- **TASK INPUTS**
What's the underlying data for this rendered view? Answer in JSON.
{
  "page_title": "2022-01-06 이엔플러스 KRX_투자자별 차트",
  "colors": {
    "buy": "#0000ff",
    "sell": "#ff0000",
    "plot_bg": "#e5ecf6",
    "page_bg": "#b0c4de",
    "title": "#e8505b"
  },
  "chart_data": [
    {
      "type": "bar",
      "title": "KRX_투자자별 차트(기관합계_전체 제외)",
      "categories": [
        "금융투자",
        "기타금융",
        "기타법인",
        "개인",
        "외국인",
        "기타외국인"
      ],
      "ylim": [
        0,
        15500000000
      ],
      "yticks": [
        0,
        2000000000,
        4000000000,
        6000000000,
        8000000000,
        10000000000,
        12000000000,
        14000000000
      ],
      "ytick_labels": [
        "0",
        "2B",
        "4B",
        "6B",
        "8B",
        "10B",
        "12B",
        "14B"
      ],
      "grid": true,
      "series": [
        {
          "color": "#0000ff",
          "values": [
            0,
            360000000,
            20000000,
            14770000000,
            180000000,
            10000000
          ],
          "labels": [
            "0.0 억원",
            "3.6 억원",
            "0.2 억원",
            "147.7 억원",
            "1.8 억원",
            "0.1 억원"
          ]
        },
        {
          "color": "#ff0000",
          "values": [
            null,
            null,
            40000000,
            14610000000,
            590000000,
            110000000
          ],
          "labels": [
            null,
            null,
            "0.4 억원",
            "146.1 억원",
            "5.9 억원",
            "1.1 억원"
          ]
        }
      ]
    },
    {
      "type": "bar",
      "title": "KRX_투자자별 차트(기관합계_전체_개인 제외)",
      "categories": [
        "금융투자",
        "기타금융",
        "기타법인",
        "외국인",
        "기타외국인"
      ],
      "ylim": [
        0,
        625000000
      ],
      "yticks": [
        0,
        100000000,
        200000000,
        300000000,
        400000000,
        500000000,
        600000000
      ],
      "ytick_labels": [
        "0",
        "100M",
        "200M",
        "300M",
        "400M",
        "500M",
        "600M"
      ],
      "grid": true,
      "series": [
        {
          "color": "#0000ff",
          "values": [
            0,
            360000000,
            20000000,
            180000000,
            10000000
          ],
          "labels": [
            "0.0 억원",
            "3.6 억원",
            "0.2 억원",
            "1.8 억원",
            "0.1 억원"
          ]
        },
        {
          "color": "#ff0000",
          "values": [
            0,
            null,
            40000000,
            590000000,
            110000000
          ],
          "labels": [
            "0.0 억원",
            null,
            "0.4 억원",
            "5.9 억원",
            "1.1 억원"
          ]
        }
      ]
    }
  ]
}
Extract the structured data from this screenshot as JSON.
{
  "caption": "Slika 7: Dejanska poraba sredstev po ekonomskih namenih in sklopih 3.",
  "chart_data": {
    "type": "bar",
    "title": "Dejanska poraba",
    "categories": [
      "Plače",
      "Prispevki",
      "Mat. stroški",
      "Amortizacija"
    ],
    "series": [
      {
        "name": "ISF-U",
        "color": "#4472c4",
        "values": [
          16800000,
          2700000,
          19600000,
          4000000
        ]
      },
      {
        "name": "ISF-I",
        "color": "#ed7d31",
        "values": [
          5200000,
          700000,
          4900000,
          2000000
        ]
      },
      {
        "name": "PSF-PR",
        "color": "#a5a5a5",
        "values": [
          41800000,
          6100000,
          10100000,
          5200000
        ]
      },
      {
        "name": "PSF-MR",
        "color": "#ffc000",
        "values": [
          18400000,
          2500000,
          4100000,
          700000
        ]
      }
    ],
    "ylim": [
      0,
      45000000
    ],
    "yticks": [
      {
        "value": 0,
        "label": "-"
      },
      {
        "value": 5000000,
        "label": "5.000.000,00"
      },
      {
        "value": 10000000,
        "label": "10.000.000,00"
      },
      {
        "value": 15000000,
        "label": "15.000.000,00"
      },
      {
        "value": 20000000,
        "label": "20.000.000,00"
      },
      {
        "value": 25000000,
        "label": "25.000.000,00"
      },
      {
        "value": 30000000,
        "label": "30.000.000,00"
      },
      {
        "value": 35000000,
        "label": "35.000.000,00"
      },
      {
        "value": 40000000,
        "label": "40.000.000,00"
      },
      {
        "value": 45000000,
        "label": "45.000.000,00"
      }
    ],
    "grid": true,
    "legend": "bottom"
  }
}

- **SET EXERCISE**
Retype every record above exactly as written.

- **COMPLETE ANSWER**
What's the underlying data for this rendered view? Answer in JSON.
{
  "page_title": "2022-01-06 이엔플러스 KRX_투자자별 차트",
  "colors": {
    "buy": "#0000ff",
    "sell": "#ff0000",
    "plot_bg": "#e5ecf6",
    "page_bg": "#b0c4de",
    "title": "#e8505b"
  },
  "chart_data": [
    {
      "type": "bar",
      "title": "KRX_투자자별 차트(기관합계_전체 제외)",
      "categories": [
        "금융투자",
        "기타금융",
        "기타법인",
        "개인",
        "외국인",
        "기타외국인"
      ],
      "ylim": [
        0,
        15500000000
      ],
      "yticks": [
        0,
        2000000000,
        4000000000,
        6000000000,
        8000000000,
        10000000000,
        12000000000,
        14000000000
      ],
      "ytick_labels": [
        "0",
        "2B",
        "4B",
        "6B",
        "8B",
        "10B",
        "12B",
        "14B"
      ],
      "grid": true,
      "series": [
        {
          "color": "#0000ff",
          "values": [
            0,
            360000000,
            20000000,
            14770000000,
            180000000,
            10000000
          ],
          "labels": [
            "0.0 억원",
            "3.6 억원",
            "0.2 억원",
            "147.7 억원",
            "1.8 억원",
            "0.1 억원"
          ]
        },
        {
          "color": "#ff0000",
          "values": [
            null,
            null,
            40000000,
            14610000000,
            590000000,
            110000000
          ],
          "labels": [
            null,
            null,
            "0.4 억원",
            "146.1 억원",
            "5.9 억원",
            "1.1 억원"
          ]
        }
      ]
    },
    {
      "type": "bar",
      "title": "KRX_투자자별 차트(기관합계_전체_개인 제외)",
      "categories": [
        "금융투자",
        "기타금융",
        "기타법인",
        "외국인",
        "기타외국인"
      ],
      "ylim": [
        0,
        625000000
      ],
      "yticks": [
        0,
        100000000,
        200000000,
        300000000,
        400000000,
        500000000,
        600000000
      ],
      "ytick_labels": [
        "0",
        "100M",
        "200M",
        "300M",
        "400M",
        "500M",
        "600M"
      ],
      "grid": true,
      "series": [
        {
          "color": "#0000ff",
          "values": [
            0,
            360000000,
            20000000,
            180000000,
            10000000
          ],
          "labels": [
            "0.0 억원",
            "3.6 억원",
            "0.2 억원",
            "1.8 억원",
            "0.1 억원"
          ]
        },
        {
          "color": "#ff0000",
          "values": [
            0,
            null,
            40000000,
            590000000,
            110000000
          ],
          "labels": [
            "0.0 억원",
            null,
            "0.4 억원",
            "5.9 억원",
            "1.1 억원"
          ]
        }
      ]
    }
  ]
}
Extract the structured data from this screenshot as JSON.
{
  "caption": "Slika 7: Dejanska poraba sredstev po ekonomskih namenih in sklopih 3.",
  "chart_data": {
    "type": "bar",
    "title": "Dejanska poraba",
    "categories": [
      "Plače",
      "Prispevki",
      "Mat. stroški",
      "Amortizacija"
    ],
    "series": [
      {
        "name": "ISF-U",
        "color": "#4472c4",
        "values": [
          16800000,
          2700000,
          19600000,
          4000000
        ]
      },
      {
        "name": "ISF-I",
        "color": "#ed7d31",
        "values": [
          5200000,
          700000,
          4900000,
          2000000
        ]
      },
      {
        "name": "PSF-PR",
        "color": "#a5a5a5",
        "values": [
          41800000,
          6100000,
          10100000,
          5200000
        ]
      },
      {
        "name": "PSF-MR",
        "color": "#ffc000",
        "values": [
          18400000,
          2500000,
          4100000,
          700000
        ]
      }
    ],
    "ylim": [
      0,
      45000000
    ],
    "yticks": [
      {
        "value": 0,
        "label": "-"
      },
      {
        "value": 5000000,
        "label": "5.000.000,00"
      },
      {
        "value": 10000000,
        "label": "10.000.000,00"
      },
      {
        "value": 15000000,
        "label": "15.000.000,00"
      },
      {
        "value": 20000000,
        "label": "20.000.000,00"
      },
      {
        "value": 25000000,
        "label": "25.000.000,00"
      },
      {
        "value": 30000000,
        "label": "30.000.000,00"
      },
      {
        "value": 35000000,
        "label": "35.000.000,00"
      },
      {
        "value": 40000000,
        "label": "40.000.000,00"
      },
      {
        "value": 45000000,
        "label": "45.000.000,00"
      }
    ],
    "grid": true,
    "legend": "bottom"
  }
}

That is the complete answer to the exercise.